+++ DATA PROVIDED +++
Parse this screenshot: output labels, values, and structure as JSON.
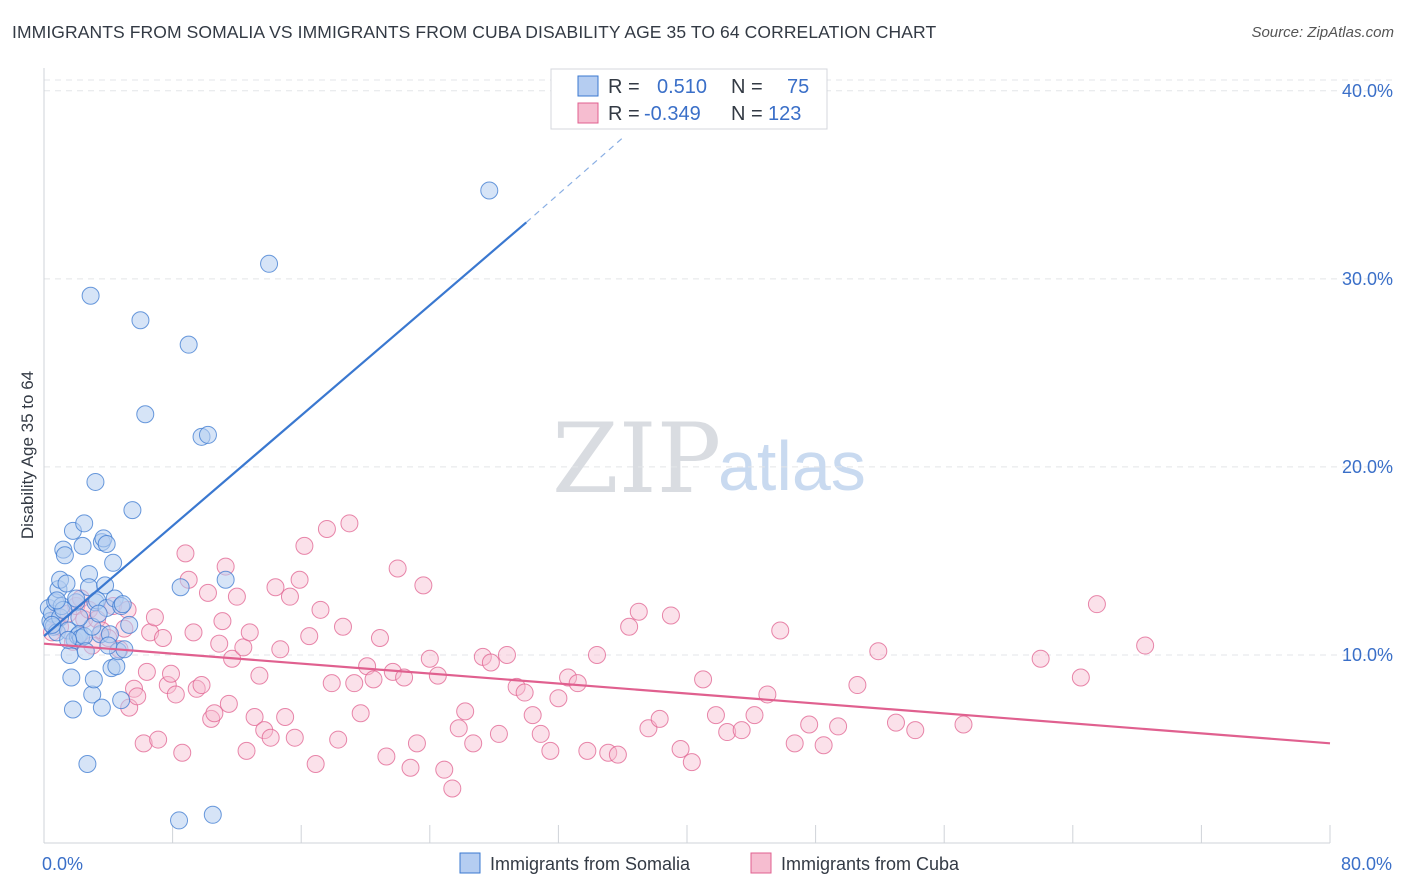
{
  "title": "IMMIGRANTS FROM SOMALIA VS IMMIGRANTS FROM CUBA DISABILITY AGE 35 TO 64 CORRELATION CHART",
  "source": "Source: ZipAtlas.com",
  "watermark": {
    "part1": "ZIP",
    "part2": "atlas"
  },
  "colors": {
    "somalia": "#3a78d0",
    "cuba": "#e0608f",
    "somalia_fill": "#b5cdf1",
    "cuba_fill": "#f6bdd0",
    "axis_text": "#3a6fc8"
  },
  "legend": {
    "rows": [
      {
        "r_label": "R =",
        "r_value": "0.510",
        "n_label": "N =",
        "n_value": "75"
      },
      {
        "r_label": "R =",
        "r_value": "-0.349",
        "n_label": "N =",
        "n_value": "123"
      }
    ]
  },
  "chart_data": {
    "type": "scatter",
    "title": "IMMIGRANTS FROM SOMALIA VS IMMIGRANTS FROM CUBA DISABILITY AGE 35 TO 64 CORRELATION CHART",
    "xlabel": "",
    "ylabel": "Disability Age 35 to 64",
    "xlim": [
      0,
      80
    ],
    "ylim": [
      0,
      41
    ],
    "x_tick_labels": [
      "0.0%",
      "80.0%"
    ],
    "y_ticks": [
      10,
      20,
      30,
      40
    ],
    "y_tick_labels": [
      "10.0%",
      "20.0%",
      "30.0%",
      "40.0%"
    ],
    "grid": true,
    "legend_position": "top-center",
    "series": [
      {
        "name": "Immigrants from Somalia",
        "r": 0.51,
        "n": 75,
        "trend": {
          "x0": 0,
          "y0": 11.0,
          "x1": 30,
          "y1": 33.0,
          "dash_x1": 36,
          "dash_y1": 37.5
        },
        "points": [
          [
            0.3,
            12.5
          ],
          [
            0.4,
            11.8
          ],
          [
            0.5,
            12.2
          ],
          [
            0.6,
            11.5
          ],
          [
            0.7,
            12.8
          ],
          [
            0.8,
            11.2
          ],
          [
            0.9,
            13.5
          ],
          [
            1.0,
            12.0
          ],
          [
            1.0,
            14.0
          ],
          [
            1.1,
            12.6
          ],
          [
            1.2,
            15.6
          ],
          [
            1.3,
            15.3
          ],
          [
            1.4,
            13.8
          ],
          [
            1.5,
            11.3
          ],
          [
            1.6,
            10.0
          ],
          [
            1.7,
            8.8
          ],
          [
            1.8,
            16.6
          ],
          [
            1.8,
            7.1
          ],
          [
            1.9,
            10.8
          ],
          [
            2.0,
            12.8
          ],
          [
            2.1,
            11.0
          ],
          [
            2.2,
            11.1
          ],
          [
            2.3,
            10.9
          ],
          [
            2.4,
            15.8
          ],
          [
            2.5,
            17.0
          ],
          [
            2.5,
            11.0
          ],
          [
            2.6,
            10.2
          ],
          [
            2.7,
            4.2
          ],
          [
            2.8,
            14.3
          ],
          [
            2.8,
            13.6
          ],
          [
            2.9,
            29.1
          ],
          [
            3.0,
            7.9
          ],
          [
            3.1,
            8.7
          ],
          [
            3.2,
            12.8
          ],
          [
            3.2,
            19.2
          ],
          [
            3.3,
            12.9
          ],
          [
            3.5,
            11.1
          ],
          [
            3.6,
            16.0
          ],
          [
            3.6,
            7.2
          ],
          [
            3.7,
            16.2
          ],
          [
            3.8,
            13.7
          ],
          [
            3.9,
            15.9
          ],
          [
            3.9,
            12.5
          ],
          [
            4.1,
            11.1
          ],
          [
            4.2,
            9.3
          ],
          [
            4.3,
            14.9
          ],
          [
            4.4,
            13.0
          ],
          [
            4.5,
            9.4
          ],
          [
            4.6,
            10.2
          ],
          [
            4.8,
            12.6
          ],
          [
            4.8,
            7.6
          ],
          [
            4.9,
            12.7
          ],
          [
            5.0,
            10.3
          ],
          [
            5.3,
            11.6
          ],
          [
            5.5,
            17.7
          ],
          [
            6.0,
            27.8
          ],
          [
            6.3,
            22.8
          ],
          [
            8.4,
            1.2
          ],
          [
            8.5,
            13.6
          ],
          [
            9.0,
            26.5
          ],
          [
            9.8,
            21.6
          ],
          [
            10.2,
            21.7
          ],
          [
            10.5,
            1.5
          ],
          [
            11.3,
            14.0
          ],
          [
            14.0,
            30.8
          ],
          [
            27.7,
            34.7
          ],
          [
            0.5,
            11.6
          ],
          [
            1.2,
            12.4
          ],
          [
            2.0,
            13.0
          ],
          [
            3.0,
            11.5
          ],
          [
            4.0,
            10.5
          ],
          [
            1.5,
            10.8
          ],
          [
            0.8,
            12.9
          ],
          [
            2.2,
            12.0
          ],
          [
            3.4,
            12.2
          ]
        ]
      },
      {
        "name": "Immigrants from Cuba",
        "r": -0.349,
        "n": 123,
        "trend": {
          "x0": 0,
          "y0": 10.6,
          "x1": 80,
          "y1": 5.3
        },
        "points": [
          [
            0.5,
            11.2
          ],
          [
            0.8,
            12.0
          ],
          [
            1.0,
            11.5
          ],
          [
            1.5,
            12.2
          ],
          [
            1.8,
            10.7
          ],
          [
            2.0,
            12.6
          ],
          [
            2.3,
            13.0
          ],
          [
            2.5,
            11.9
          ],
          [
            2.8,
            12.4
          ],
          [
            3.0,
            10.5
          ],
          [
            3.3,
            11.9
          ],
          [
            3.6,
            11.3
          ],
          [
            4.0,
            10.9
          ],
          [
            4.3,
            12.6
          ],
          [
            4.7,
            10.3
          ],
          [
            5.0,
            11.4
          ],
          [
            5.2,
            12.4
          ],
          [
            5.3,
            7.2
          ],
          [
            5.6,
            8.2
          ],
          [
            5.8,
            7.8
          ],
          [
            6.2,
            5.3
          ],
          [
            6.4,
            9.1
          ],
          [
            6.6,
            11.2
          ],
          [
            6.9,
            12.0
          ],
          [
            7.1,
            5.5
          ],
          [
            7.4,
            10.9
          ],
          [
            7.7,
            8.4
          ],
          [
            7.9,
            9.0
          ],
          [
            8.2,
            7.9
          ],
          [
            8.6,
            4.8
          ],
          [
            8.8,
            15.4
          ],
          [
            9.0,
            14.0
          ],
          [
            9.3,
            11.2
          ],
          [
            9.5,
            8.2
          ],
          [
            9.8,
            8.4
          ],
          [
            10.2,
            13.3
          ],
          [
            10.4,
            6.6
          ],
          [
            10.6,
            6.9
          ],
          [
            10.9,
            10.6
          ],
          [
            11.1,
            11.8
          ],
          [
            11.3,
            14.7
          ],
          [
            11.5,
            7.4
          ],
          [
            11.7,
            9.8
          ],
          [
            12.0,
            13.1
          ],
          [
            12.4,
            10.4
          ],
          [
            12.6,
            4.9
          ],
          [
            12.8,
            11.2
          ],
          [
            13.1,
            6.7
          ],
          [
            13.4,
            8.9
          ],
          [
            13.7,
            6.0
          ],
          [
            14.1,
            5.6
          ],
          [
            14.4,
            13.6
          ],
          [
            14.7,
            10.3
          ],
          [
            15.0,
            6.7
          ],
          [
            15.3,
            13.1
          ],
          [
            15.6,
            5.6
          ],
          [
            15.9,
            14.0
          ],
          [
            16.2,
            15.8
          ],
          [
            16.5,
            11.0
          ],
          [
            16.9,
            4.2
          ],
          [
            17.2,
            12.4
          ],
          [
            17.6,
            16.7
          ],
          [
            17.9,
            8.5
          ],
          [
            18.3,
            5.5
          ],
          [
            18.6,
            11.5
          ],
          [
            19.0,
            17.0
          ],
          [
            19.3,
            8.5
          ],
          [
            19.7,
            6.9
          ],
          [
            20.1,
            9.4
          ],
          [
            20.5,
            8.7
          ],
          [
            20.9,
            10.9
          ],
          [
            21.3,
            4.6
          ],
          [
            21.7,
            9.1
          ],
          [
            22.0,
            14.6
          ],
          [
            22.4,
            8.8
          ],
          [
            22.8,
            4.0
          ],
          [
            23.2,
            5.3
          ],
          [
            23.6,
            13.7
          ],
          [
            24.0,
            9.8
          ],
          [
            24.5,
            8.9
          ],
          [
            24.9,
            3.9
          ],
          [
            25.4,
            2.9
          ],
          [
            25.8,
            6.1
          ],
          [
            26.2,
            7.0
          ],
          [
            26.7,
            5.3
          ],
          [
            27.3,
            9.9
          ],
          [
            27.8,
            9.6
          ],
          [
            28.3,
            5.8
          ],
          [
            28.8,
            10.0
          ],
          [
            29.4,
            8.3
          ],
          [
            29.9,
            8.0
          ],
          [
            30.4,
            6.8
          ],
          [
            30.9,
            5.8
          ],
          [
            31.5,
            4.9
          ],
          [
            32.0,
            7.7
          ],
          [
            32.6,
            8.8
          ],
          [
            33.2,
            8.5
          ],
          [
            33.8,
            4.9
          ],
          [
            34.4,
            10.0
          ],
          [
            35.1,
            4.8
          ],
          [
            35.7,
            4.7
          ],
          [
            36.4,
            11.5
          ],
          [
            37.0,
            12.3
          ],
          [
            37.6,
            6.1
          ],
          [
            38.3,
            6.6
          ],
          [
            39.0,
            12.1
          ],
          [
            39.6,
            5.0
          ],
          [
            40.3,
            4.3
          ],
          [
            41.0,
            8.7
          ],
          [
            41.8,
            6.8
          ],
          [
            42.5,
            5.9
          ],
          [
            43.4,
            6.0
          ],
          [
            44.2,
            6.8
          ],
          [
            45.0,
            7.9
          ],
          [
            45.8,
            11.3
          ],
          [
            46.7,
            5.3
          ],
          [
            47.6,
            6.3
          ],
          [
            48.5,
            5.2
          ],
          [
            49.4,
            6.2
          ],
          [
            50.6,
            8.4
          ],
          [
            51.9,
            10.2
          ],
          [
            53.0,
            6.4
          ],
          [
            54.2,
            6.0
          ],
          [
            57.2,
            6.3
          ],
          [
            62.0,
            9.8
          ],
          [
            64.5,
            8.8
          ],
          [
            65.5,
            12.7
          ],
          [
            68.5,
            10.5
          ]
        ]
      }
    ]
  }
}
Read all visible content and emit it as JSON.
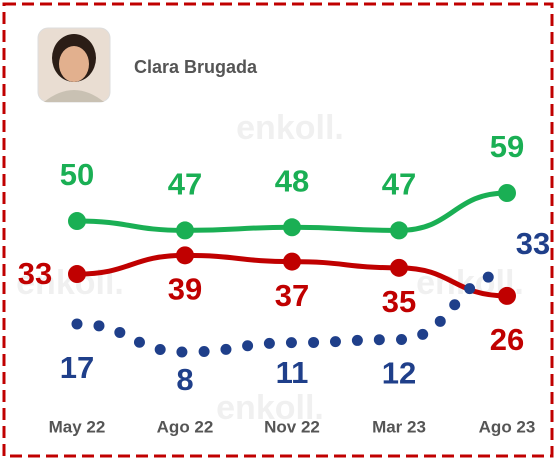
+++
» **TASK GOAL**
Pick each line holding the word "title" out of the listing.

» **RESULT**
  "title": "IMMIGRANTS FROM SOMALIA VS IMMIGRANTS FROM CUBA DISABILITY AGE 35 TO 64 CORRELATION CHART",
    "title": "IMMIGRANTS FROM SOMALIA VS IMMIGRANTS FROM CUBA DISABILITY AGE 35 TO 64 CORRELATION CHART",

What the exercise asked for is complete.